#### [Records to process]
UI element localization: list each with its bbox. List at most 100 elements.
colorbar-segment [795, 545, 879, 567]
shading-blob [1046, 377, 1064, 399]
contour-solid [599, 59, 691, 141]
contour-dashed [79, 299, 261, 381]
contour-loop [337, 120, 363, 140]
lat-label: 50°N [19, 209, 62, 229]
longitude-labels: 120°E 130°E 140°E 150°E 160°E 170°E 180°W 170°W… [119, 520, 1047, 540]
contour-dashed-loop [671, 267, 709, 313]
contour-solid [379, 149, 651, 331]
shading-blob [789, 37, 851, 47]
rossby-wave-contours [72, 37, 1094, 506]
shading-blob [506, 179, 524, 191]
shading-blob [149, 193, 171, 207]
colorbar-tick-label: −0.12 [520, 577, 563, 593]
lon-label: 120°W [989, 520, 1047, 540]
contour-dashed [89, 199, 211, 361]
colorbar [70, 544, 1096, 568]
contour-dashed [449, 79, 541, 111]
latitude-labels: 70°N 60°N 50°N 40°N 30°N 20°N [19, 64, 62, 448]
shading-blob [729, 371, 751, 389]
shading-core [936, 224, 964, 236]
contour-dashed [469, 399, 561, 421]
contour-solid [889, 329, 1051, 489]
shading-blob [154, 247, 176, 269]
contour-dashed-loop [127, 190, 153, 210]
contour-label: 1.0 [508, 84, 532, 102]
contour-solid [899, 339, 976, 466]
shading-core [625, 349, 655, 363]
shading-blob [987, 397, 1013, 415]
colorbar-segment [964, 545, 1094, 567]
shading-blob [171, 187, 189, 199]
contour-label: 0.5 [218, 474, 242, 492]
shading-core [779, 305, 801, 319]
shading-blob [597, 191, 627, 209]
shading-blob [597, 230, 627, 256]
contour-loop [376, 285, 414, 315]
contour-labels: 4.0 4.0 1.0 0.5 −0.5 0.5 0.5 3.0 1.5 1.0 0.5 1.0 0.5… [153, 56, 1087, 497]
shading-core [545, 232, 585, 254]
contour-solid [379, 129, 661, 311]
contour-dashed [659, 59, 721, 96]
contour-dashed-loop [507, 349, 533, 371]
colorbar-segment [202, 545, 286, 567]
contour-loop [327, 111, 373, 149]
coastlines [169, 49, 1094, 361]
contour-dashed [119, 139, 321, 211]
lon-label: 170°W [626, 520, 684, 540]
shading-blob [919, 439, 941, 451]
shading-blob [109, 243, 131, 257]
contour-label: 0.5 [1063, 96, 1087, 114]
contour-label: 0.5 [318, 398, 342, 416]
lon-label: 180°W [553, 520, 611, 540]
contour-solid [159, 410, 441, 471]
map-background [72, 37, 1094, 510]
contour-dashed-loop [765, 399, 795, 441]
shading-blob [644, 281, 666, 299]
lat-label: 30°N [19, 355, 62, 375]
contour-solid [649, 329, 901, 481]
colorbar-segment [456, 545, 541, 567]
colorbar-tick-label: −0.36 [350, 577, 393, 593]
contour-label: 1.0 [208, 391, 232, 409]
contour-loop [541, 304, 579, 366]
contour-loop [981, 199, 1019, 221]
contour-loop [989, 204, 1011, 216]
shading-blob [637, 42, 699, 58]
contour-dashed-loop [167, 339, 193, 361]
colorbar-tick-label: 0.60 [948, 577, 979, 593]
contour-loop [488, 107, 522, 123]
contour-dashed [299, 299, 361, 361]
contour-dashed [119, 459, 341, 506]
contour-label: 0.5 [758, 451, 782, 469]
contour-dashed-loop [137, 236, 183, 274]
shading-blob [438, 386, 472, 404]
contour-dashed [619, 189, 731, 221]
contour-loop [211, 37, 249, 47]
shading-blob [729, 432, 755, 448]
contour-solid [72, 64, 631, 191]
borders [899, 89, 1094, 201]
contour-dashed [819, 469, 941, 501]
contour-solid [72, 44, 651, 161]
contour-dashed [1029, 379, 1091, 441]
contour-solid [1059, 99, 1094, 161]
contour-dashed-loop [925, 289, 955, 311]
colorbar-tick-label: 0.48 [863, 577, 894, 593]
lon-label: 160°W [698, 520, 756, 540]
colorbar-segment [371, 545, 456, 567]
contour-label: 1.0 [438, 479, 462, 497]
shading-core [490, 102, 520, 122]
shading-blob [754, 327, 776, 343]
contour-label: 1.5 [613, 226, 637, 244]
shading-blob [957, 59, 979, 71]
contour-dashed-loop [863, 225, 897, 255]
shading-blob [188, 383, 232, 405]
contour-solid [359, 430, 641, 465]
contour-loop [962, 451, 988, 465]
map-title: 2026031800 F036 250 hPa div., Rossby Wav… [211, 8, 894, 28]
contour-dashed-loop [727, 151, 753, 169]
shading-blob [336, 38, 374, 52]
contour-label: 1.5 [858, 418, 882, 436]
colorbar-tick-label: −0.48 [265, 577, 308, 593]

#### [Exercise aim]
Write out the material above line for line, without changing a single character.

#### [Response to the exercise]
UI element localization: list each with its bbox. List at most 100 elements.
colorbar-segment [795, 545, 879, 567]
shading-blob [1046, 377, 1064, 399]
contour-solid [599, 59, 691, 141]
contour-dashed [79, 299, 261, 381]
contour-loop [337, 120, 363, 140]
lat-label: 50°N [19, 209, 62, 229]
longitude-labels: 120°E 130°E 140°E 150°E 160°E 170°E 180°W 170°W… [119, 520, 1047, 540]
contour-dashed-loop [671, 267, 709, 313]
contour-solid [379, 149, 651, 331]
shading-blob [789, 37, 851, 47]
rossby-wave-contours [72, 37, 1094, 506]
shading-blob [506, 179, 524, 191]
shading-blob [149, 193, 171, 207]
colorbar-tick-label: −0.12 [520, 577, 563, 593]
lon-label: 120°W [989, 520, 1047, 540]
contour-dashed [89, 199, 211, 361]
colorbar [70, 544, 1096, 568]
contour-dashed [449, 79, 541, 111]
latitude-labels: 70°N 60°N 50°N 40°N 30°N 20°N [19, 64, 62, 448]
shading-blob [729, 371, 751, 389]
shading-core [936, 224, 964, 236]
contour-dashed [469, 399, 561, 421]
contour-solid [889, 329, 1051, 489]
shading-blob [154, 247, 176, 269]
contour-dashed-loop [127, 190, 153, 210]
contour-label: 1.0 [508, 84, 532, 102]
contour-solid [899, 339, 976, 466]
shading-core [625, 349, 655, 363]
shading-blob [987, 397, 1013, 415]
colorbar-segment [964, 545, 1094, 567]
shading-blob [171, 187, 189, 199]
contour-label: 0.5 [218, 474, 242, 492]
shading-core [779, 305, 801, 319]
shading-blob [597, 191, 627, 209]
shading-blob [597, 230, 627, 256]
contour-loop [376, 285, 414, 315]
contour-labels: 4.0 4.0 1.0 0.5 −0.5 0.5 0.5 3.0 1.5 1.0 0.5 1.0 0.5… [153, 56, 1087, 497]
shading-core [545, 232, 585, 254]
contour-solid [379, 129, 661, 311]
contour-dashed [659, 59, 721, 96]
contour-dashed-loop [507, 349, 533, 371]
colorbar-segment [202, 545, 286, 567]
contour-loop [327, 111, 373, 149]
coastlines [169, 49, 1094, 361]
contour-dashed [119, 139, 321, 211]
lon-label: 170°W [626, 520, 684, 540]
shading-blob [919, 439, 941, 451]
shading-blob [109, 243, 131, 257]
contour-label: 0.5 [1063, 96, 1087, 114]
contour-label: 0.5 [318, 398, 342, 416]
lon-label: 180°W [553, 520, 611, 540]
contour-solid [159, 410, 441, 471]
map-background [72, 37, 1094, 510]
contour-dashed-loop [765, 399, 795, 441]
shading-blob [644, 281, 666, 299]
lat-label: 30°N [19, 355, 62, 375]
contour-solid [649, 329, 901, 481]
colorbar-segment [456, 545, 541, 567]
colorbar-tick-label: −0.36 [350, 577, 393, 593]
contour-label: 1.0 [208, 391, 232, 409]
contour-loop [541, 304, 579, 366]
contour-loop [981, 199, 1019, 221]
contour-loop [989, 204, 1011, 216]
shading-blob [637, 42, 699, 58]
contour-dashed-loop [167, 339, 193, 361]
colorbar-tick-label: 0.60 [948, 577, 979, 593]
contour-loop [488, 107, 522, 123]
contour-dashed [299, 299, 361, 361]
contour-dashed [119, 459, 341, 506]
contour-label: 0.5 [758, 451, 782, 469]
contour-dashed-loop [137, 236, 183, 274]
shading-blob [438, 386, 472, 404]
contour-dashed [619, 189, 731, 221]
contour-loop [211, 37, 249, 47]
shading-blob [729, 432, 755, 448]
contour-solid [72, 64, 631, 191]
borders [899, 89, 1094, 201]
contour-dashed [819, 469, 941, 501]
contour-solid [72, 44, 651, 161]
contour-dashed [1029, 379, 1091, 441]
contour-solid [1059, 99, 1094, 161]
contour-dashed-loop [925, 289, 955, 311]
colorbar-tick-label: 0.48 [863, 577, 894, 593]
lon-label: 160°W [698, 520, 756, 540]
colorbar-segment [371, 545, 456, 567]
contour-label: 1.0 [438, 479, 462, 497]
shading-core [490, 102, 520, 122]
shading-blob [754, 327, 776, 343]
contour-label: 1.5 [613, 226, 637, 244]
shading-blob [957, 59, 979, 71]
contour-dashed-loop [863, 225, 897, 255]
shading-blob [188, 383, 232, 405]
contour-solid [359, 430, 641, 465]
contour-loop [962, 451, 988, 465]
map-title: 2026031800 F036 250 hPa div., Rossby Wav… [211, 8, 894, 28]
contour-dashed-loop [727, 151, 753, 169]
shading-blob [336, 38, 374, 52]
contour-label: 1.5 [858, 418, 882, 436]
colorbar-tick-label: −0.48 [265, 577, 308, 593]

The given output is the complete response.